§ **Aim of the exercise**: Please transcribe the data that follows without the pictures, keeping every word the same.

§ **Records for this task**:
::::::::::

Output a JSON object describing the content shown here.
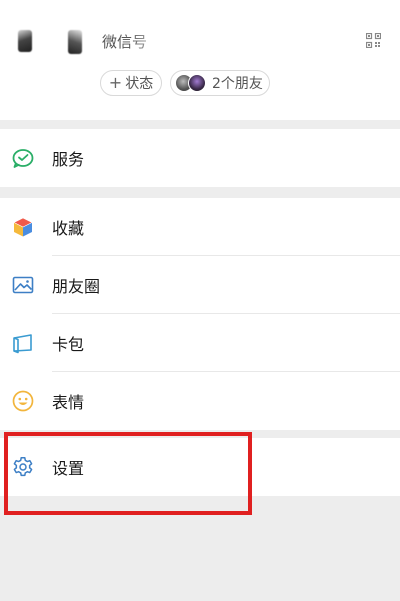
{
  "profile": {
    "wechat_id_label": "微信号",
    "status_button": "状态",
    "status_plus": "+",
    "friends_label": "2个朋友"
  },
  "menu": {
    "service": "服务",
    "favorites": "收藏",
    "moments": "朋友圈",
    "cards": "卡包",
    "stickers": "表情",
    "settings": "设置"
  },
  "icons": {
    "service": "service-icon",
    "favorites": "favorites-cube-icon",
    "moments": "moments-picture-icon",
    "cards": "card-wallet-icon",
    "stickers": "smiley-icon",
    "settings": "gear-icon",
    "qr": "qr-code-icon"
  },
  "colors": {
    "service_green": "#2aae67",
    "settings_blue": "#3d7fc5",
    "highlight_red": "#e02020",
    "sticker_yellow": "#f2b53c"
  }
}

::::::::::

§ **Task solution**:
Output a JSON object describing the content shown here.
{
  "profile": {
    "wechat_id_label": "微信号",
    "status_button": "状态",
    "status_plus": "+",
    "friends_label": "2个朋友"
  },
  "menu": {
    "service": "服务",
    "favorites": "收藏",
    "moments": "朋友圈",
    "cards": "卡包",
    "stickers": "表情",
    "settings": "设置"
  },
  "icons": {
    "service": "service-icon",
    "favorites": "favorites-cube-icon",
    "moments": "moments-picture-icon",
    "cards": "card-wallet-icon",
    "stickers": "smiley-icon",
    "settings": "gear-icon",
    "qr": "qr-code-icon"
  },
  "colors": {
    "service_green": "#2aae67",
    "settings_blue": "#3d7fc5",
    "highlight_red": "#e02020",
    "sticker_yellow": "#f2b53c"
  }
}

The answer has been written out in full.